### Goal of the exercise:
Output all of the entries below precisely as written.

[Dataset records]
((
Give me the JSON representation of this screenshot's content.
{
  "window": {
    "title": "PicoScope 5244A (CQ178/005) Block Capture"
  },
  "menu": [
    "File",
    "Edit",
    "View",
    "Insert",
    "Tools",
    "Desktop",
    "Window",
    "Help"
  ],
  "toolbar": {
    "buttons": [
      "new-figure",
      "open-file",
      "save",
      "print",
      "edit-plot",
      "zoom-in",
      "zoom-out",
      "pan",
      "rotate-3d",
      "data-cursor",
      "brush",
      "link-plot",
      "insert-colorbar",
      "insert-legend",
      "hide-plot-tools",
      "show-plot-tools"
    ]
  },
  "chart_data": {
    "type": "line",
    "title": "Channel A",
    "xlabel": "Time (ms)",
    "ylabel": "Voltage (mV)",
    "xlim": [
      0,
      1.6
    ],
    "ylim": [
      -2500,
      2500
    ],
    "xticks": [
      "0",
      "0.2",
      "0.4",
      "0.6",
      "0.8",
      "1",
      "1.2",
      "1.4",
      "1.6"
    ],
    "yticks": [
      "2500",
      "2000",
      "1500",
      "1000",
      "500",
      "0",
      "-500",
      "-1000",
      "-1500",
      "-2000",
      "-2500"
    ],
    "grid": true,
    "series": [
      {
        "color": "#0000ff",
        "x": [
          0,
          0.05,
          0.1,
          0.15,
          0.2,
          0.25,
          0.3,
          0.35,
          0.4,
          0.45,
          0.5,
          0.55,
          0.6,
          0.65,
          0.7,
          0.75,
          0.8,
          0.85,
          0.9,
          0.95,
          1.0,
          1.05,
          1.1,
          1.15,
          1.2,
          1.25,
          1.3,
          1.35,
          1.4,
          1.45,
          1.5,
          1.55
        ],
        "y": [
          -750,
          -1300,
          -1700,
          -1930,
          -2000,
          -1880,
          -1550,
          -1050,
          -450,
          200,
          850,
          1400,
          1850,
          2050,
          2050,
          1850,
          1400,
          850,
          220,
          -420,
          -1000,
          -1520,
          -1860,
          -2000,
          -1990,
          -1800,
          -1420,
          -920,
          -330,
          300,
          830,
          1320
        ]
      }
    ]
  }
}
))
### Full solution:
Give me the JSON representation of this screenshot's content.
{
  "window": {
    "title": "PicoScope 5244A (CQ178/005) Block Capture"
  },
  "menu": [
    "File",
    "Edit",
    "View",
    "Insert",
    "Tools",
    "Desktop",
    "Window",
    "Help"
  ],
  "toolbar": {
    "buttons": [
      "new-figure",
      "open-file",
      "save",
      "print",
      "edit-plot",
      "zoom-in",
      "zoom-out",
      "pan",
      "rotate-3d",
      "data-cursor",
      "brush",
      "link-plot",
      "insert-colorbar",
      "insert-legend",
      "hide-plot-tools",
      "show-plot-tools"
    ]
  },
  "chart_data": {
    "type": "line",
    "title": "Channel A",
    "xlabel": "Time (ms)",
    "ylabel": "Voltage (mV)",
    "xlim": [
      0,
      1.6
    ],
    "ylim": [
      -2500,
      2500
    ],
    "xticks": [
      "0",
      "0.2",
      "0.4",
      "0.6",
      "0.8",
      "1",
      "1.2",
      "1.4",
      "1.6"
    ],
    "yticks": [
      "2500",
      "2000",
      "1500",
      "1000",
      "500",
      "0",
      "-500",
      "-1000",
      "-1500",
      "-2000",
      "-2500"
    ],
    "grid": true,
    "series": [
      {
        "color": "#0000ff",
        "x": [
          0,
          0.05,
          0.1,
          0.15,
          0.2,
          0.25,
          0.3,
          0.35,
          0.4,
          0.45,
          0.5,
          0.55,
          0.6,
          0.65,
          0.7,
          0.75,
          0.8,
          0.85,
          0.9,
          0.95,
          1.0,
          1.05,
          1.1,
          1.15,
          1.2,
          1.25,
          1.3,
          1.35,
          1.4,
          1.45,
          1.5,
          1.55
        ],
        "y": [
          -750,
          -1300,
          -1700,
          -1930,
          -2000,
          -1880,
          -1550,
          -1050,
          -450,
          200,
          850,
          1400,
          1850,
          2050,
          2050,
          1850,
          1400,
          850,
          220,
          -420,
          -1000,
          -1520,
          -1860,
          -2000,
          -1990,
          -1800,
          -1420,
          -920,
          -330,
          300,
          830,
          1320
        ]
      }
    ]
  }
}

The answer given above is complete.